[Raw entries]
****************************************
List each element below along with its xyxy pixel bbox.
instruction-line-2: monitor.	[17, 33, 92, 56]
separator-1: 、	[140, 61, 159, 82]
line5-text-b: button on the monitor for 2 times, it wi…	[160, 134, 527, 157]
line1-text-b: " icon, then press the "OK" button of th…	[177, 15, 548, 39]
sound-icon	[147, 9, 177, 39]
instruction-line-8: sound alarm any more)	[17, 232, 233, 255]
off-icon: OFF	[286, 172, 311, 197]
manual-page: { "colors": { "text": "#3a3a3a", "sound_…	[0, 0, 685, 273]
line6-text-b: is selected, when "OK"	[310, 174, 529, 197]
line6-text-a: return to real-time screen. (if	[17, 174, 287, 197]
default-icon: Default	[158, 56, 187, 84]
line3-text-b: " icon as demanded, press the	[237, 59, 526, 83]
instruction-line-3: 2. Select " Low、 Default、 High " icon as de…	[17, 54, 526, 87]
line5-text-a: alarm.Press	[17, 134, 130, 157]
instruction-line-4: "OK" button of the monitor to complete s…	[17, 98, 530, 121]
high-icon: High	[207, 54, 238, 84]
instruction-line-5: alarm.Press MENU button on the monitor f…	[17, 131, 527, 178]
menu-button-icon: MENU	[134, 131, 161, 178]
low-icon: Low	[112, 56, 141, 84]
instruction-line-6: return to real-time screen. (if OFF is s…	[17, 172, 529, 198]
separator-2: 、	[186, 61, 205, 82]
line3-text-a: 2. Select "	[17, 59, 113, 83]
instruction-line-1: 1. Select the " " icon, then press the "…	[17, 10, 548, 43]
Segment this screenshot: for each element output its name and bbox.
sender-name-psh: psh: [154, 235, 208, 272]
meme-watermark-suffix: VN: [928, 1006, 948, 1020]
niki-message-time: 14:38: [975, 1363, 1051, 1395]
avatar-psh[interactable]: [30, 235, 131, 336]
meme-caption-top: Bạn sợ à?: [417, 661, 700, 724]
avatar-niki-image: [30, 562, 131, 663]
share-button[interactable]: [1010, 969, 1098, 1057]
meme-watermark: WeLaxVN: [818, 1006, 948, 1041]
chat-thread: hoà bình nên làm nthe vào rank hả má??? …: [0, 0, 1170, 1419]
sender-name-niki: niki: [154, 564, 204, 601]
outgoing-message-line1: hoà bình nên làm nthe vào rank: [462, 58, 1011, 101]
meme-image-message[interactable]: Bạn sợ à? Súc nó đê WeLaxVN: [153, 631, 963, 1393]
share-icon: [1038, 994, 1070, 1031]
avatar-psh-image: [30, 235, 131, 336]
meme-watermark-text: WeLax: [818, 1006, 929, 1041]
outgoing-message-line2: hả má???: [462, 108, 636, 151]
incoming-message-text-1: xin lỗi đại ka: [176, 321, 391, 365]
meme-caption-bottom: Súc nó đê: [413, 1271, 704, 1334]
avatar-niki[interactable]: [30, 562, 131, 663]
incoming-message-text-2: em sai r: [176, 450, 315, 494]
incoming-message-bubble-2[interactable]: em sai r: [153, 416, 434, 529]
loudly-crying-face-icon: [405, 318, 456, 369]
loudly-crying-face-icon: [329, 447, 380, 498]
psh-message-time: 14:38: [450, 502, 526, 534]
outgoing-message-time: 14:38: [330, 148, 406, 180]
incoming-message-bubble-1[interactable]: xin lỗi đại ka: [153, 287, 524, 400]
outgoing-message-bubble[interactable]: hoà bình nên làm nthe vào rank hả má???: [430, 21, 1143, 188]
****************************************
=== WRITTEN EXERCISE ===
Please reproduce every one of the entries above, word for word.

=== EXPECTED ANSWER ===
List each element below along with its xyxy pixel bbox.
instruction-line-2: monitor.	[17, 33, 92, 56]
separator-1: 、	[140, 61, 159, 82]
line5-text-b: button on the monitor for 2 times, it wi…	[160, 134, 527, 157]
line1-text-b: " icon, then press the "OK" button of th…	[177, 15, 548, 39]
sound-icon	[147, 9, 177, 39]
instruction-line-8: sound alarm any more)	[17, 232, 233, 255]
off-icon: OFF	[286, 172, 311, 197]
manual-page: { "colors": { "text": "#3a3a3a", "sound_…	[0, 0, 685, 273]
line6-text-b: is selected, when "OK"	[310, 174, 529, 197]
line6-text-a: return to real-time screen. (if	[17, 174, 287, 197]
default-icon: Default	[158, 56, 187, 84]
line3-text-b: " icon as demanded, press the	[237, 59, 526, 83]
instruction-line-3: 2. Select " Low、 Default、 High " icon as de…	[17, 54, 526, 87]
line5-text-a: alarm.Press	[17, 134, 130, 157]
instruction-line-4: "OK" button of the monitor to complete s…	[17, 98, 530, 121]
high-icon: High	[207, 54, 238, 84]
instruction-line-5: alarm.Press MENU button on the monitor f…	[17, 131, 527, 178]
menu-button-icon: MENU	[134, 131, 161, 178]
low-icon: Low	[112, 56, 141, 84]
instruction-line-6: return to real-time screen. (if OFF is s…	[17, 172, 529, 198]
separator-2: 、	[186, 61, 205, 82]
line3-text-a: 2. Select "	[17, 59, 113, 83]
instruction-line-1: 1. Select the " " icon, then press the "…	[17, 10, 548, 43]
Segment this screenshot: for each element output its name and bbox.
sender-name-psh: psh: [154, 235, 208, 272]
meme-watermark-suffix: VN: [928, 1006, 948, 1020]
niki-message-time: 14:38: [975, 1363, 1051, 1395]
avatar-psh[interactable]: [30, 235, 131, 336]
meme-caption-top: Bạn sợ à?: [417, 661, 700, 724]
avatar-niki-image: [30, 562, 131, 663]
share-button[interactable]: [1010, 969, 1098, 1057]
meme-watermark: WeLaxVN: [818, 1006, 948, 1041]
chat-thread: hoà bình nên làm nthe vào rank hả má??? …: [0, 0, 1170, 1419]
sender-name-niki: niki: [154, 564, 204, 601]
outgoing-message-line1: hoà bình nên làm nthe vào rank: [462, 58, 1011, 101]
meme-image-message[interactable]: Bạn sợ à? Súc nó đê WeLaxVN: [153, 631, 963, 1393]
share-icon: [1038, 994, 1070, 1031]
avatar-psh-image: [30, 235, 131, 336]
meme-watermark-text: WeLax: [818, 1006, 929, 1041]
outgoing-message-line2: hả má???: [462, 108, 636, 151]
incoming-message-text-1: xin lỗi đại ka: [176, 321, 391, 365]
meme-caption-bottom: Súc nó đê: [413, 1271, 704, 1334]
avatar-niki[interactable]: [30, 562, 131, 663]
incoming-message-text-2: em sai r: [176, 450, 315, 494]
incoming-message-bubble-2[interactable]: em sai r: [153, 416, 434, 529]
loudly-crying-face-icon: [405, 318, 456, 369]
loudly-crying-face-icon: [329, 447, 380, 498]
psh-message-time: 14:38: [450, 502, 526, 534]
outgoing-message-time: 14:38: [330, 148, 406, 180]
incoming-message-bubble-1[interactable]: xin lỗi đại ka: [153, 287, 524, 400]
outgoing-message-bubble[interactable]: hoà bình nên làm nthe vào rank hả má???: [430, 21, 1143, 188]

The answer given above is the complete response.